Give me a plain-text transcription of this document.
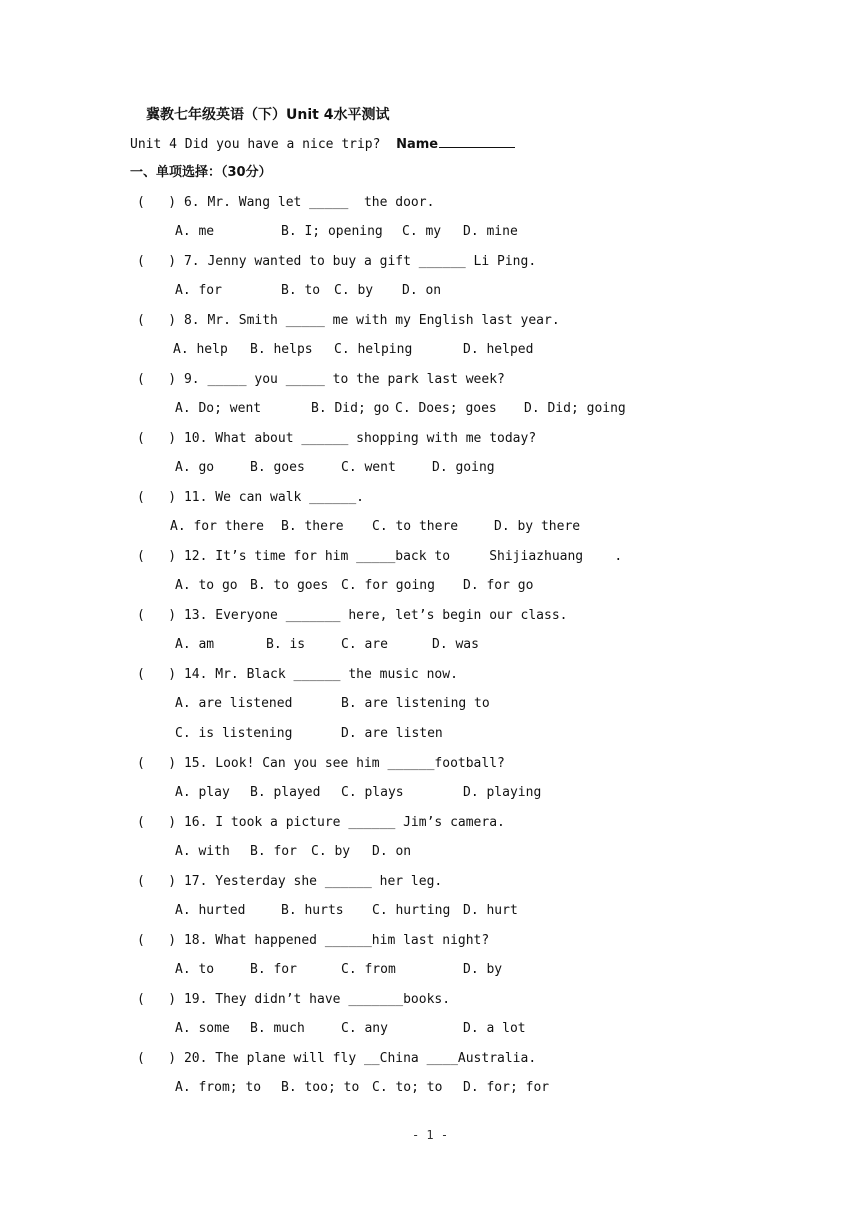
冀教七年级英语（下）Unit 4水平测试
Unit 4 Did you have a nice trip? Name
一、单项选择：（30分）
(   ) 6. Mr. Wang let _____  the door.
A. me	B. I; opening C. my D. mine
(   ) 7. Jenny wanted to buy a gift ______ Li Ping.
A. for	B. to C. by D. on
(   ) 8. Mr. Smith _____ me with my English last year.
A. help B. helps C. helping	D. helped
(   ) 9. _____ you _____ to the park last week?
A. Do; went	B. Did; go C. Does; goes D. Did; going
(   ) 10. What about ______ shopping with me today?
A. go	B. goes	C. went	D. going
(   ) 11. We can walk ______.
A. for there B. there C. to there	D. by there
(   ) 12. It’s time for him _____back to     Shijiazhuang    .
A. to go B. to goes C. for going D. for go
(   ) 13. Everyone _______ here, let’s begin our class.
A. am	B. is	C. are	D. was
(   ) 14. Mr. Black ______ the music now.
A. are listened	B. are listening to
C. is listening	D. are listen
(   ) 15. Look! Can you see him ______football?
A. play B. played C. plays	D. playing
(   ) 16. I took a picture ______ Jim’s camera.
A. with B. for C. by D. on
(   ) 17. Yesterday she ______ her leg.
A. hurted	B. hurts C. hurting D. hurt
(   ) 18. What happened ______him last night?
A. to	B. for	C. from	D. by
(   ) 19. They didn’t have _______books.
A. some B. much	C. any	D. a lot
(   ) 20. The plane will fly __China ____Australia.
A. from; to B. too; to C. to; to D. for; for
- 1 -
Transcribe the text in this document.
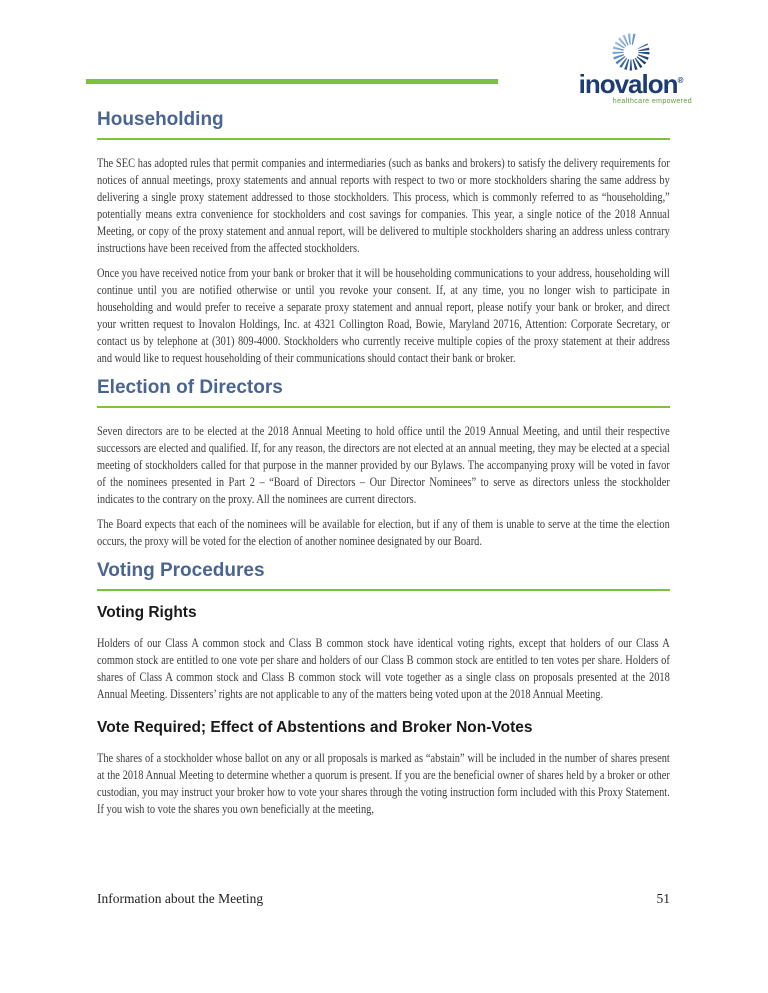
inovalon®
healthcare empowered
Householding

The SEC has adopted rules that permit companies and intermediaries (such as banks and brokers) to satisfy the delivery requirements for notices of annual meetings, proxy statements and annual reports with respect to two or more stockholders sharing the same address by delivering a single proxy statement addressed to those stockholders. This process, which is commonly referred to as “householding,” potentially means extra convenience for stockholders and cost savings for companies. This year, a single notice of the 2018 Annual Meeting, or copy of the proxy statement and annual report, will be delivered to multiple stockholders sharing an address unless contrary instructions have been received from the affected stockholders.

Once you have received notice from your bank or broker that it will be householding communications to your address, householding will continue until you are notified otherwise or until you revoke your consent. If, at any time, you no longer wish to participate in householding and would prefer to receive a separate proxy statement and annual report, please notify your bank or broker, and direct your written request to Inovalon Holdings, Inc. at 4321 Collington Road, Bowie, Maryland 20716, Attention: Corporate Secretary, or contact us by telephone at (301) 809-4000. Stockholders who currently receive multiple copies of the proxy statement at their address and would like to request householding of their communications should contact their bank or broker.

Election of Directors

Seven directors are to be elected at the 2018 Annual Meeting to hold office until the 2019 Annual Meeting, and until their respective successors are elected and qualified. If, for any reason, the directors are not elected at an annual meeting, they may be elected at a special meeting of stockholders called for that purpose in the manner provided by our Bylaws. The accompanying proxy will be voted in favor of the nominees presented in Part 2 – “Board of Directors – Our Director Nominees” to serve as directors unless the stockholder indicates to the contrary on the proxy. All the nominees are current directors.

The Board expects that each of the nominees will be available for election, but if any of them is unable to serve at the time the election occurs, the proxy will be voted for the election of another nominee designated by our Board.

Voting Procedures
Voting Rights

Holders of our Class A common stock and Class B common stock have identical voting rights, except that holders of our Class A common stock are entitled to one vote per share and holders of our Class B common stock are entitled to ten votes per share. Holders of shares of Class A common stock and Class B common stock will vote together as a single class on proposals presented at the 2018 Annual Meeting. Dissenters’ rights are not applicable to any of the matters being voted upon at the 2018 Annual Meeting.

Vote Required; Effect of Abstentions and Broker Non-Votes

The shares of a stockholder whose ballot on any or all proposals is marked as “abstain” will be included in the number of shares present at the 2018 Annual Meeting to determine whether a quorum is present. If you are the beneficial owner of shares held by a broker or other custodian, you may instruct your broker how to vote your shares through the voting instruction form included with this Proxy Statement. If you wish to vote the shares you own beneficially at the meeting,

Information about the Meeting	51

→ **OBJECTIVE**: Identify the lines in the entries above that contain "contrary", then copy them out.

→ **ANSWER FOR THIS EXERCISE**:
The SEC has adopted rules that permit companies and intermediaries (such as banks and brokers) to satisfy the delivery requirements for notices of annual meetings, proxy statements and annual reports with respect to two or more stockholders sharing the same address by delivering a single proxy statement addressed to those stockholders. This process, which is commonly referred to as “householding,” potentially means extra convenience for stockholders and cost savings for companies. This year, a single notice of the 2018 Annual Meeting, or copy of the proxy statement and annual report, will be delivered to multiple stockholders sharing an address unless contrary instructions have been received from the affected stockholders.
Seven directors are to be elected at the 2018 Annual Meeting to hold office until the 2019 Annual Meeting, and until their respective successors are elected and qualified. If, for any reason, the directors are not elected at an annual meeting, they may be elected at a special meeting of stockholders called for that purpose in the manner provided by our Bylaws. The accompanying proxy will be voted in favor of the nominees presented in Part 2 – “Board of Directors – Our Director Nominees” to serve as directors unless the stockholder indicates to the contrary on the proxy. All the nominees are current directors.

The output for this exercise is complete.